* begin DATA FOR PROCESSING *

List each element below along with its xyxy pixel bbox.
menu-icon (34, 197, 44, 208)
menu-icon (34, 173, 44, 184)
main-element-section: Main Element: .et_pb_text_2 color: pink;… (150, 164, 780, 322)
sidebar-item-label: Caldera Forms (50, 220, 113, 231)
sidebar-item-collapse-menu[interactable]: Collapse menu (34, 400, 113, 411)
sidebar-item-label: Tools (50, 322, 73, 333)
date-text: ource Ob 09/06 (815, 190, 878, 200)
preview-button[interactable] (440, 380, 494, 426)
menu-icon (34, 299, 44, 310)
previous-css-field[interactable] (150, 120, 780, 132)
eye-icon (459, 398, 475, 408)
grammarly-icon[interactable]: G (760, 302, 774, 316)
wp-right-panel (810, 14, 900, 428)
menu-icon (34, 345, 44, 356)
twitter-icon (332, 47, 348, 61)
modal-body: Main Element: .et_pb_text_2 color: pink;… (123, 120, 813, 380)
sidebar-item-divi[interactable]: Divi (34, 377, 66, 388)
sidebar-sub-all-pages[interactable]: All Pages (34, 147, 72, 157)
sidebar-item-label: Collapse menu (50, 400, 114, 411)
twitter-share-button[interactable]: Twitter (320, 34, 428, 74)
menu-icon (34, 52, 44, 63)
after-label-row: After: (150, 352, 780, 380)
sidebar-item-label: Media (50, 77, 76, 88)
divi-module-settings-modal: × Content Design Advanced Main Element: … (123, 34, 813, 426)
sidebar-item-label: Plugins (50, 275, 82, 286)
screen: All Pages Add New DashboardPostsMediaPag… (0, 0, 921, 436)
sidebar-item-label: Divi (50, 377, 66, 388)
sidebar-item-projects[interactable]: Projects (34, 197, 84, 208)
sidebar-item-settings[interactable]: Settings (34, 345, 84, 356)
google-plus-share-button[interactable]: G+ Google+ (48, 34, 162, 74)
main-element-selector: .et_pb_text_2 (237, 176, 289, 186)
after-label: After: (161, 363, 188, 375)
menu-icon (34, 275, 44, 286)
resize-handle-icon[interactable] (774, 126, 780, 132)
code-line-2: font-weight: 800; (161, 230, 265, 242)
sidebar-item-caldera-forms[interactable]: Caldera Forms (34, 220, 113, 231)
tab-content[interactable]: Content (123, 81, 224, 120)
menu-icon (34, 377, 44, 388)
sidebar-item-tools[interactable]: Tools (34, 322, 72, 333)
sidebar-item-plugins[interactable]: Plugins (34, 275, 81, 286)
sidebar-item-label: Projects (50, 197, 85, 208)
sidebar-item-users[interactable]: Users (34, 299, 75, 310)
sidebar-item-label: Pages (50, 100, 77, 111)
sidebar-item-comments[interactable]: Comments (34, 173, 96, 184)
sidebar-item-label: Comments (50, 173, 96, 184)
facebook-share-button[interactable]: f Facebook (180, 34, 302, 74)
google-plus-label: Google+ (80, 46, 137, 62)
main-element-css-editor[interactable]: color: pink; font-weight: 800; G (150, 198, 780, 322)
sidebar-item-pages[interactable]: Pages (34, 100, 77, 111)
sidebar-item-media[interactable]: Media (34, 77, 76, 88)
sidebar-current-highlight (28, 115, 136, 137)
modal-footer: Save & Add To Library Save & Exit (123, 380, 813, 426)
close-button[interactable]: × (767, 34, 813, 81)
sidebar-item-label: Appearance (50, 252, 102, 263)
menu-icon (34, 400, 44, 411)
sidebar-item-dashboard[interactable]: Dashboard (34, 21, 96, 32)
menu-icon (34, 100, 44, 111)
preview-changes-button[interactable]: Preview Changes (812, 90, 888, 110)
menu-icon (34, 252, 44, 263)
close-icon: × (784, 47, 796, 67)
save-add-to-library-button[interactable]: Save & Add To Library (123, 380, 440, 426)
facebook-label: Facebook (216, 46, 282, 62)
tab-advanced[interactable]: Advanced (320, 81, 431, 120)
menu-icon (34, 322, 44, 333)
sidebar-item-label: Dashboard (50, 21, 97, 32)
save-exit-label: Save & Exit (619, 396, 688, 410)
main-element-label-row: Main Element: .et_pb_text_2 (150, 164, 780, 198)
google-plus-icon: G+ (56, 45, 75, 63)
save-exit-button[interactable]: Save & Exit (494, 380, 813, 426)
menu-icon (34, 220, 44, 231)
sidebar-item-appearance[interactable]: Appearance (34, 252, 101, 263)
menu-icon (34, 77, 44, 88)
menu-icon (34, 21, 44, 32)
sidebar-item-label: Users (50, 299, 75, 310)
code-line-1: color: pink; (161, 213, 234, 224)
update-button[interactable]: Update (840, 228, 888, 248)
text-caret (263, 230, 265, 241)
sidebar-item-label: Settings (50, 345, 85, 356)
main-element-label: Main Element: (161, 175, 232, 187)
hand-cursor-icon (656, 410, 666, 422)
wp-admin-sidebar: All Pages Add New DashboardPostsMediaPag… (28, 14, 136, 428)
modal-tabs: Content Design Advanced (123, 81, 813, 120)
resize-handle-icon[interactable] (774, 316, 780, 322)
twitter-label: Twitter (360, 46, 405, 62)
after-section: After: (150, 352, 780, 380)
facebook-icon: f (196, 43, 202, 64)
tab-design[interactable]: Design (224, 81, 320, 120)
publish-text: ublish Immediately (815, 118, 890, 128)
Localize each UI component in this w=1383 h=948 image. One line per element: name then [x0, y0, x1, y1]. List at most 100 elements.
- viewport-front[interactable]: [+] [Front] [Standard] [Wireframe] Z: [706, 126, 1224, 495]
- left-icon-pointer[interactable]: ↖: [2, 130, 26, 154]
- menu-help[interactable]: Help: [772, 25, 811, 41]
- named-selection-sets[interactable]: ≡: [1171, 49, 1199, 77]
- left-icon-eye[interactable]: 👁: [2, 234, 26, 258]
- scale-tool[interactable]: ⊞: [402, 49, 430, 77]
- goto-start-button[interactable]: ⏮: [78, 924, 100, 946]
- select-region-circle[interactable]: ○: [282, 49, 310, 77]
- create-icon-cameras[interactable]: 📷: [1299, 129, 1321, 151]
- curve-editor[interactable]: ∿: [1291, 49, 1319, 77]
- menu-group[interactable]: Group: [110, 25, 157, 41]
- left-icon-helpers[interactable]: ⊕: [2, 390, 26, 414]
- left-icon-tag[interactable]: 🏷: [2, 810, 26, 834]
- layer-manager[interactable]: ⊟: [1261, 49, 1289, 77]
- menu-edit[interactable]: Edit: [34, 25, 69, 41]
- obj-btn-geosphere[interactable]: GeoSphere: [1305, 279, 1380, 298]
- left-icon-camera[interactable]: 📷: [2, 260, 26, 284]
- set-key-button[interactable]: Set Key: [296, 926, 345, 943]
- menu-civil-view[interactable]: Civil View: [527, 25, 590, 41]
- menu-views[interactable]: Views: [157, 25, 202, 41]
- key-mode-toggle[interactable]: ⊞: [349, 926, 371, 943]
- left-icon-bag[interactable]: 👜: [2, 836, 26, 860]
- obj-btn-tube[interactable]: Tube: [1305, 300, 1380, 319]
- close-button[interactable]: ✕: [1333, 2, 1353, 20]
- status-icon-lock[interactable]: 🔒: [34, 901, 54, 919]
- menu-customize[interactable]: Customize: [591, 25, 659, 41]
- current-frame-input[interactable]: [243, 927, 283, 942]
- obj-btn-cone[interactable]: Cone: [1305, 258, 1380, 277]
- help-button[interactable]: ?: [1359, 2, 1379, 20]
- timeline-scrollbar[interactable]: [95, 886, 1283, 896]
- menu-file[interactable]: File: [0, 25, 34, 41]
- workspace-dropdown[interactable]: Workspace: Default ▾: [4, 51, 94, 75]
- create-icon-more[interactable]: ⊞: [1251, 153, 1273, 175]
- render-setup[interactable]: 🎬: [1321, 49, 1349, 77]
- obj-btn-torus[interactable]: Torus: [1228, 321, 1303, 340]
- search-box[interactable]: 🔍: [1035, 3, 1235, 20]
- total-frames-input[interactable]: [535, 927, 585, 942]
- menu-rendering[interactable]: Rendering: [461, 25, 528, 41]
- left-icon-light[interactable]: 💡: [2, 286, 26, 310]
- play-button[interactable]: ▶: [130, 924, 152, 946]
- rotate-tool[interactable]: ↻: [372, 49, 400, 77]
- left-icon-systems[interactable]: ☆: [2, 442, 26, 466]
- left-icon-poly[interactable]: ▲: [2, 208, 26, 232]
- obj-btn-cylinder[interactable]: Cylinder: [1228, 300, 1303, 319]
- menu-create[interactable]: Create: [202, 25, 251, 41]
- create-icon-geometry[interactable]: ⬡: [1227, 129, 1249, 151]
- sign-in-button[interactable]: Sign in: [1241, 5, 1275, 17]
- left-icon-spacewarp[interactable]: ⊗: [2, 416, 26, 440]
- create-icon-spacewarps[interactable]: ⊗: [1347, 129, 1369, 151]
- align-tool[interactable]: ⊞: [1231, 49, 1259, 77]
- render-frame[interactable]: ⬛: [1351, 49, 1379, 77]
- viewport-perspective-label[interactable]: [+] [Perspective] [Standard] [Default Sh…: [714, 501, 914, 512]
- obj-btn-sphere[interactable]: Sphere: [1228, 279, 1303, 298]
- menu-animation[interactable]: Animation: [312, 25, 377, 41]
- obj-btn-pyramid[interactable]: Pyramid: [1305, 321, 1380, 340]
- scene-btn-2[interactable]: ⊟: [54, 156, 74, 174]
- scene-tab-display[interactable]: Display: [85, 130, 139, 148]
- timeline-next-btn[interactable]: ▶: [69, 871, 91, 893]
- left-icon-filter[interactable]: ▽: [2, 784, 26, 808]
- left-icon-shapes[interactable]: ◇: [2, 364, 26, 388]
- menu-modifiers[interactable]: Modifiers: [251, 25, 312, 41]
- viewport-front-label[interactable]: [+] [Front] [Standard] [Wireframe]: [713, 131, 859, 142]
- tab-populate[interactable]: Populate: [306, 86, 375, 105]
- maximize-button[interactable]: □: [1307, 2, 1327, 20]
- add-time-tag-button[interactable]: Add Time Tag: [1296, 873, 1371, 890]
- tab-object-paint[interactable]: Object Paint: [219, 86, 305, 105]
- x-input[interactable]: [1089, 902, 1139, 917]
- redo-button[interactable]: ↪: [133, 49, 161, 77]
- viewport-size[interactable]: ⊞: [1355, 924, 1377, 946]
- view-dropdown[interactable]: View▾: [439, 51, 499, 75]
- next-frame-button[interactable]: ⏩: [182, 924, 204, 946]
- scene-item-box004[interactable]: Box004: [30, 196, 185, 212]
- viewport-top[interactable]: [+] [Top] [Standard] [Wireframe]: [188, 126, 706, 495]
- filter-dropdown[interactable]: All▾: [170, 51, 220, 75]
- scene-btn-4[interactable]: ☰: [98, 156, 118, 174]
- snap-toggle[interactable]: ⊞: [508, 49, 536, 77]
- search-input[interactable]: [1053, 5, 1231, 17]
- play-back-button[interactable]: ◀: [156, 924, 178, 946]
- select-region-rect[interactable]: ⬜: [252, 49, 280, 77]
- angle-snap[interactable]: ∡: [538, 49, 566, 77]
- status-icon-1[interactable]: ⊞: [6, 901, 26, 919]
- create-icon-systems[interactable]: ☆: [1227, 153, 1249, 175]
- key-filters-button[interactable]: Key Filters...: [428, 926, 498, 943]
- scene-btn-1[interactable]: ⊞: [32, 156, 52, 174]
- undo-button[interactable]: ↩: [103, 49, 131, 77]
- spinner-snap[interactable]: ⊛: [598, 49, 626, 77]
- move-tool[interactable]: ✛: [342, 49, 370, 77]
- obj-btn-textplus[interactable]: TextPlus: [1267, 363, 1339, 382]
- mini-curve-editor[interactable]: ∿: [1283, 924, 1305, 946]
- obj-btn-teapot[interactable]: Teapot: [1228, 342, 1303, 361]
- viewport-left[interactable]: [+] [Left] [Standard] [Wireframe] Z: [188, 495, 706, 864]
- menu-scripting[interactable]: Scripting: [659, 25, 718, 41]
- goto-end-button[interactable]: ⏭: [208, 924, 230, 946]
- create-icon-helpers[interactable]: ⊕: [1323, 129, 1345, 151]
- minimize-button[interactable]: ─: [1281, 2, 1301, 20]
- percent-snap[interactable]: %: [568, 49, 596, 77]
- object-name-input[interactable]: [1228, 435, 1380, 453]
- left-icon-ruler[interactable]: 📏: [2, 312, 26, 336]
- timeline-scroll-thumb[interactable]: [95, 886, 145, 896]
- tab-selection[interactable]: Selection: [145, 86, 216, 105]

* end DATA FOR PROCESSING *

DIRECTIVE: Rewrite the entries above, from the first line through the line containing "date-text: ource Ob", as a JSON list of strings with one string per line and no blank lines.

TASK RESULT:
[
  "List each element below along with its xyxy pixel bbox.",
  "menu-icon (34, 197, 44, 208)",
  "menu-icon (34, 173, 44, 184)",
  "main-element-section: Main Element: .et_pb_text_2 color: pink;… (150, 164, 780, 322)",
  "sidebar-item-label: Caldera Forms (50, 220, 113, 231)",
  "sidebar-item-collapse-menu[interactable]: Collapse menu (34, 400, 113, 411)",
  "sidebar-item-label: Tools (50, 322, 73, 333)",
  "date-text: ource Ob 09/06 (815, 190, 878, 200)"
]